*Challenge:*
Give back the full listing verbatim, apart from its images.

▼

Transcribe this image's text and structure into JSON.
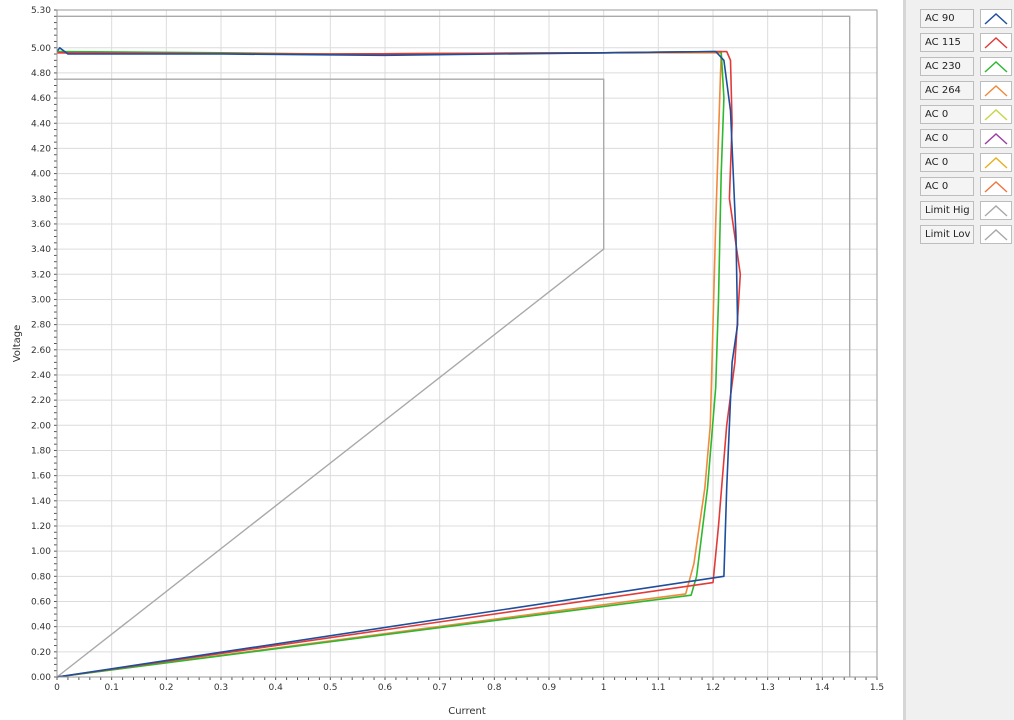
{
  "chart_data": {
    "type": "line",
    "title": "",
    "xlabel": "Current",
    "ylabel": "Voltage",
    "xlim": [
      0,
      1.5
    ],
    "ylim": [
      0,
      5.3
    ],
    "xticks": [
      "0",
      "0.1",
      "0.2",
      "0.3",
      "0.4",
      "0.5",
      "0.6",
      "0.7",
      "0.8",
      "0.9",
      "1",
      "1.1",
      "1.2",
      "1.3",
      "1.4",
      "1.5"
    ],
    "yticks": [
      "0.00",
      "0.20",
      "0.40",
      "0.60",
      "0.80",
      "1.00",
      "1.20",
      "1.40",
      "1.60",
      "1.80",
      "2.00",
      "2.20",
      "2.40",
      "2.60",
      "2.80",
      "3.00",
      "3.20",
      "3.40",
      "3.60",
      "3.80",
      "4.00",
      "4.20",
      "4.40",
      "4.60",
      "4.80",
      "5.00",
      "5.30"
    ],
    "grid": true,
    "legend_position": "right",
    "series": [
      {
        "name": "AC 90",
        "color": "#1f4e9c",
        "x": [
          0,
          1.22,
          1.225,
          1.235,
          1.245,
          1.242,
          1.232,
          1.22,
          1.205,
          1.0,
          0.6,
          0.3,
          0.02,
          0.005,
          0
        ],
        "y": [
          0,
          0.8,
          1.5,
          2.5,
          2.8,
          3.5,
          4.5,
          4.9,
          4.97,
          4.96,
          4.94,
          4.95,
          4.95,
          5.0,
          4.97
        ]
      },
      {
        "name": "AC 115",
        "color": "#e23a3a",
        "x": [
          0,
          1.2,
          1.21,
          1.225,
          1.24,
          1.25,
          1.23,
          1.235,
          1.232,
          1.225,
          1.0,
          0.5,
          0
        ],
        "y": [
          0,
          0.75,
          1.2,
          2.0,
          2.5,
          3.2,
          3.8,
          4.4,
          4.9,
          4.97,
          4.96,
          4.95,
          4.96
        ]
      },
      {
        "name": "AC 230",
        "color": "#2eb82e",
        "x": [
          0,
          1.16,
          1.17,
          1.19,
          1.205,
          1.21,
          1.215,
          1.22,
          1.215,
          1.0,
          0.5,
          0.3,
          0
        ],
        "y": [
          0,
          0.65,
          0.8,
          1.5,
          2.3,
          3.0,
          4.0,
          4.6,
          4.97,
          4.96,
          4.95,
          4.96,
          4.97
        ]
      },
      {
        "name": "AC 264",
        "color": "#f08a3c",
        "x": [
          0,
          1.15,
          1.165,
          1.185,
          1.195,
          1.2,
          1.205,
          1.21,
          1.215,
          1.0,
          0.5,
          0
        ],
        "y": [
          0,
          0.66,
          0.9,
          1.5,
          2.0,
          2.8,
          3.6,
          4.3,
          4.96,
          4.96,
          4.95,
          4.96
        ]
      },
      {
        "name": "AC 0",
        "color": "#c8d44a",
        "x": [],
        "y": []
      },
      {
        "name": "AC 0",
        "color": "#9b3fa6",
        "x": [],
        "y": []
      },
      {
        "name": "AC 0",
        "color": "#e8b020",
        "x": [],
        "y": []
      },
      {
        "name": "AC 0",
        "color": "#f07840",
        "x": [],
        "y": []
      },
      {
        "name": "Limit Hig",
        "color": "#a9a9a9",
        "x": [
          0,
          1.45,
          1.45
        ],
        "y": [
          5.25,
          5.25,
          0
        ]
      },
      {
        "name": "Limit Lov",
        "color": "#a9a9a9",
        "x": [
          0,
          1.0,
          1.0,
          0
        ],
        "y": [
          4.75,
          4.75,
          3.4,
          0
        ]
      }
    ]
  }
}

▲

*Full answer:*
Transcribe this image's text and structure into JSON.
{
  "chart_data": {
    "type": "line",
    "title": "",
    "xlabel": "Current",
    "ylabel": "Voltage",
    "xlim": [
      0,
      1.5
    ],
    "ylim": [
      0,
      5.3
    ],
    "xticks": [
      "0",
      "0.1",
      "0.2",
      "0.3",
      "0.4",
      "0.5",
      "0.6",
      "0.7",
      "0.8",
      "0.9",
      "1",
      "1.1",
      "1.2",
      "1.3",
      "1.4",
      "1.5"
    ],
    "yticks": [
      "0.00",
      "0.20",
      "0.40",
      "0.60",
      "0.80",
      "1.00",
      "1.20",
      "1.40",
      "1.60",
      "1.80",
      "2.00",
      "2.20",
      "2.40",
      "2.60",
      "2.80",
      "3.00",
      "3.20",
      "3.40",
      "3.60",
      "3.80",
      "4.00",
      "4.20",
      "4.40",
      "4.60",
      "4.80",
      "5.00",
      "5.30"
    ],
    "grid": true,
    "legend_position": "right",
    "series": [
      {
        "name": "AC 90",
        "color": "#1f4e9c",
        "x": [
          0,
          1.22,
          1.225,
          1.235,
          1.245,
          1.242,
          1.232,
          1.22,
          1.205,
          1.0,
          0.6,
          0.3,
          0.02,
          0.005,
          0
        ],
        "y": [
          0,
          0.8,
          1.5,
          2.5,
          2.8,
          3.5,
          4.5,
          4.9,
          4.97,
          4.96,
          4.94,
          4.95,
          4.95,
          5.0,
          4.97
        ]
      },
      {
        "name": "AC 115",
        "color": "#e23a3a",
        "x": [
          0,
          1.2,
          1.21,
          1.225,
          1.24,
          1.25,
          1.23,
          1.235,
          1.232,
          1.225,
          1.0,
          0.5,
          0
        ],
        "y": [
          0,
          0.75,
          1.2,
          2.0,
          2.5,
          3.2,
          3.8,
          4.4,
          4.9,
          4.97,
          4.96,
          4.95,
          4.96
        ]
      },
      {
        "name": "AC 230",
        "color": "#2eb82e",
        "x": [
          0,
          1.16,
          1.17,
          1.19,
          1.205,
          1.21,
          1.215,
          1.22,
          1.215,
          1.0,
          0.5,
          0.3,
          0
        ],
        "y": [
          0,
          0.65,
          0.8,
          1.5,
          2.3,
          3.0,
          4.0,
          4.6,
          4.97,
          4.96,
          4.95,
          4.96,
          4.97
        ]
      },
      {
        "name": "AC 264",
        "color": "#f08a3c",
        "x": [
          0,
          1.15,
          1.165,
          1.185,
          1.195,
          1.2,
          1.205,
          1.21,
          1.215,
          1.0,
          0.5,
          0
        ],
        "y": [
          0,
          0.66,
          0.9,
          1.5,
          2.0,
          2.8,
          3.6,
          4.3,
          4.96,
          4.96,
          4.95,
          4.96
        ]
      },
      {
        "name": "AC 0",
        "color": "#c8d44a",
        "x": [],
        "y": []
      },
      {
        "name": "AC 0",
        "color": "#9b3fa6",
        "x": [],
        "y": []
      },
      {
        "name": "AC 0",
        "color": "#e8b020",
        "x": [],
        "y": []
      },
      {
        "name": "AC 0",
        "color": "#f07840",
        "x": [],
        "y": []
      },
      {
        "name": "Limit Hig",
        "color": "#a9a9a9",
        "x": [
          0,
          1.45,
          1.45
        ],
        "y": [
          5.25,
          5.25,
          0
        ]
      },
      {
        "name": "Limit Lov",
        "color": "#a9a9a9",
        "x": [
          0,
          1.0,
          1.0,
          0
        ],
        "y": [
          4.75,
          4.75,
          3.4,
          0
        ]
      }
    ]
  }
}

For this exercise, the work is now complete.